Creeríamos que, en principio, estamos hablando de la vida y la muerte. Y sí, en parte es así. Pero posicionémonos conceptualmente primero. Llevar a cabo una eutanasia implica matar a una persona que así lo solicita por estar padeciendo un sufrimiento insoportable e irreversible. La persona considera que seguir viviendo es un daño mayor para sí misma que morir, lo cual la motiva a optar por esta última opción. Hasta aquí, una consideración. Efectivamente, es difícil vivir con alguna enfermedad o condición irreversible que nos provoque un elevado grado de dolor. Pero, si es eso lo que motiva a la persona a terminar con su vida, ¿no bastaría con controlar sintomáticamente su dolor? ¿No existen especialistas que se dedican específicamente a eso? Es una objeción válida, sí, pero es un argumento que se sostiene a partir de una idea acotada de lo que implica el sufrimiento. Una persona puede padecer una condición que, en un sentido físico, no le provoque dolor alguno y, sin embargo, encontrarse en un nivel elevado de sufrimiento.

Si algo le han aportado los Cuidados Paliativos a la Medicina moderna es el concepto de “dolor total”. A partir de él, Cicely Saunders, pionera en el desarrollo de la filosofía paliativista, intentó conceptualizar la conexión que existe entre todas las dimensiones que componen a la persona: la física, la psíquica, la social y la espiritual. Si bien el dolor puede generarse a partir de causas físicas, su existencia nos impacta de forma total. Al mismo tiempo, padecimientos que no provocan dolor alguno, como la pérdida de movilidad en alguna parte del cuerpo, pueden generarnos un sufrimiento considerable. Pero ¿de dónde parte ese sufrimiento? Cada día me convenzo más de que parte de la pérdida de sentido. Hablar de eutanasia, quiero sostener aquí, es hablar fundamentalmente de una persona para la cual su vida ha perdido sentido.

[Trabajo requerido]
(a) Indica si cada afirmación concuerda con el texto sobre la eutanasia y justifica tu respuesta con las palabras exactas del texto: (i) Cicely Saunders fue pionera en el desarrollo de la filosofía paliativista; (ii) toda condición irreversible provoca dolor físico; (iii) el concepto de "dolor total" abarca solo la dimensión física de la persona.
(b) Prolonga el texto sobre la eutanasia a partir de su última oración.
Las filas no hacen falta para resolver nada.

[Filas proporcionadas]

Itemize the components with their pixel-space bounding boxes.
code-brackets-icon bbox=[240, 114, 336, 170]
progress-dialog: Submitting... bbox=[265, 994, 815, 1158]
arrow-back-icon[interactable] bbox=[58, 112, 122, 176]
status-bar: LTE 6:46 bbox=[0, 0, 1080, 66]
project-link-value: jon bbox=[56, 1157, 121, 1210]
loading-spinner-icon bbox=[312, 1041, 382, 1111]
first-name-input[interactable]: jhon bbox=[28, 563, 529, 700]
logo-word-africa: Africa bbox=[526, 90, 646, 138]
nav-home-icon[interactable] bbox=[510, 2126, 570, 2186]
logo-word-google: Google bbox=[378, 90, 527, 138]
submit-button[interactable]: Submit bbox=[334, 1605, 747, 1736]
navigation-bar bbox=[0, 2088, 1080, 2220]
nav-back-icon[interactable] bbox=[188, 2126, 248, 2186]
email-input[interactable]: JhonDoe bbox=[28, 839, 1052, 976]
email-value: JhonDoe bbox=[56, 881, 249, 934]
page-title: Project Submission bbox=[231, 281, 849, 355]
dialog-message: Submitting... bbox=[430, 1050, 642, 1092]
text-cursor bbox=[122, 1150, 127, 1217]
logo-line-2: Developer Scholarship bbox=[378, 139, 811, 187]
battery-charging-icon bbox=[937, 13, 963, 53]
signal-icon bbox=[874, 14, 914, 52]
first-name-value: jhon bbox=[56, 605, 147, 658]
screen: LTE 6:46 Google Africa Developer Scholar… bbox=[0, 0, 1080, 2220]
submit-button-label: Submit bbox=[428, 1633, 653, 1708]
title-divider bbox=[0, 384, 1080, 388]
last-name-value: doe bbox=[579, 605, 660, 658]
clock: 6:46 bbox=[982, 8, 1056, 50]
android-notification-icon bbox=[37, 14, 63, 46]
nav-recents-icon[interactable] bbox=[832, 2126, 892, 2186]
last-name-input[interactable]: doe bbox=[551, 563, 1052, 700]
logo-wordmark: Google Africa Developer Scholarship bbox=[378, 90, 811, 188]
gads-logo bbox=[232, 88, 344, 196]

[Tareas resueltas]
(a)
(i) Sí: «Cicely Saunders, pionera en el desarrollo de la filosofía paliativista».
(ii) No: «Una persona puede padecer una condición que, en un sentido físico, no le provoque dolor alguno y, sin embargo, encontrarse en un nivel elevado de sufrimiento».
(iii) No: «todas las dimensiones que componen a la persona: la física, la psíquica, la social y la espiritual».

(b)
Es muy común encontrar esta práctica asociada a enfermedades como la Esclerosis Lateral Amiotrófica (ELA). Este padecimiento va, poco a poco, reduciendo la movilidad de la persona, hasta finalmente matarla. La solicitud de eutanasia en estos casos tiene que ver justamente con el hecho de que la persona pierde, de a poco, aquellas cuestiones que le dan significado a su vida: practicar algún deporte, tocar un instrumento, correr, saltar o hasta comer por sí misma. Todo se deteriora. A eso hay que agregarle la importancia fundamental que tiene la independencia como un factor cultural asociado a la madurez de la persona. Perder esa independencia termina teniendo el impacto existencial de perderse un poco, disolviéndose el sentido de lo que somos. 

Cuando surge el tema de la eutanasia y se debate como si fuese una cuestión de optar o no por la vida, lo que habría que preguntarse es: ¿qué vida? ¿Qué es, efectivamente, la vida? Porque la vida humana requiere mucho más que su manifestación biológica para tener sentido.

Y si bien hay cuestiones que nos atraviesan culturalmente como sociedad (y aquí me pongo en rol de antropólogo), como el valor que le damos a la independencia, otras formas de darle sentido a la vida se encuentran vinculadas con la trayectoria personalísima de cada individuo. Cosas que difícilmente podamos llegar a comprender en su entera profundidad. Pero cuando hablamos de eutanasia, considero, estamos hablando fundamentalmente del sentido de la vida humana. ¿Qué creemos, como sociedad, que requiere una vida humana para ser considerada tal? ¿Respirar, sentir, pensar, conectar con el resto? Si una persona considera que su vida ha dejado de tener sentido —y agreguemos el sufrimiento que esta situación genera—, ¿podemos solicitarle que se mantenga viva en los términos en que otras personas consideramos se está vivo? ¿O deberíamos respetar que, en su propio esquema de valores, ya no tiene sentido seguir viviendo con el padecimiento que la aqueja?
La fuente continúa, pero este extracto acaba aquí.